* **Task instructions**:
Every entry below must be repeated exactly; skip the pictures.

* **Rows**:
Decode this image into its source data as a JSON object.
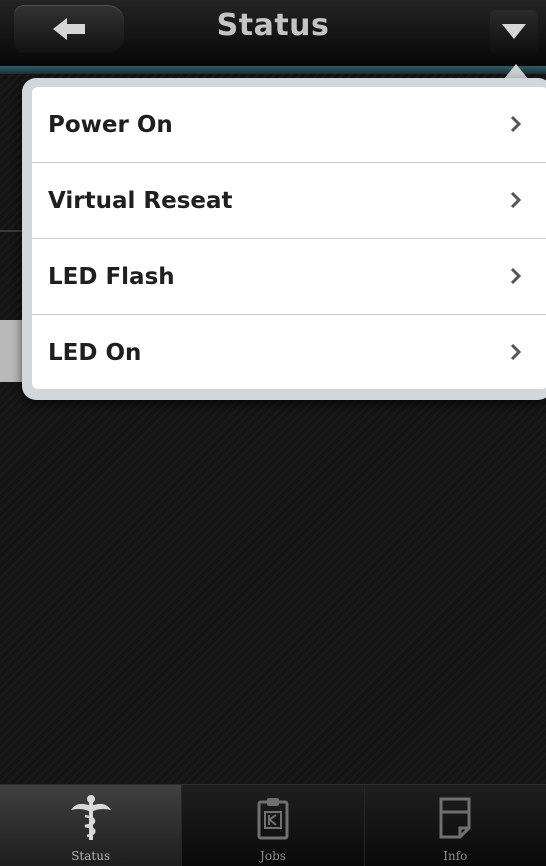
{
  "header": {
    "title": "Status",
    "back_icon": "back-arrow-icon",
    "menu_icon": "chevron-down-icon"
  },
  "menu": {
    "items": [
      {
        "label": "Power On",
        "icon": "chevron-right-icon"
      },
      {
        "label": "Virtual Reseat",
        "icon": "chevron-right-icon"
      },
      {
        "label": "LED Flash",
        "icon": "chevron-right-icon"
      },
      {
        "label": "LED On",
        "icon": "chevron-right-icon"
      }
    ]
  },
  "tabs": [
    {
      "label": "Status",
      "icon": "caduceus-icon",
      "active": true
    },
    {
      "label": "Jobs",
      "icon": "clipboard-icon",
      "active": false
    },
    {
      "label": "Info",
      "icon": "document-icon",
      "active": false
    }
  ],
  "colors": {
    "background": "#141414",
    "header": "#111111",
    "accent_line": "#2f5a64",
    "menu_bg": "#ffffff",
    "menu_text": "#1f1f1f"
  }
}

* **Response**:
Decode this image into its source data as a JSON object.
{
  "header": {
    "title": "Status",
    "back_icon": "back-arrow-icon",
    "menu_icon": "chevron-down-icon"
  },
  "menu": {
    "items": [
      {
        "label": "Power On",
        "icon": "chevron-right-icon"
      },
      {
        "label": "Virtual Reseat",
        "icon": "chevron-right-icon"
      },
      {
        "label": "LED Flash",
        "icon": "chevron-right-icon"
      },
      {
        "label": "LED On",
        "icon": "chevron-right-icon"
      }
    ]
  },
  "tabs": [
    {
      "label": "Status",
      "icon": "caduceus-icon",
      "active": true
    },
    {
      "label": "Jobs",
      "icon": "clipboard-icon",
      "active": false
    },
    {
      "label": "Info",
      "icon": "document-icon",
      "active": false
    }
  ],
  "colors": {
    "background": "#141414",
    "header": "#111111",
    "accent_line": "#2f5a64",
    "menu_bg": "#ffffff",
    "menu_text": "#1f1f1f"
  }
}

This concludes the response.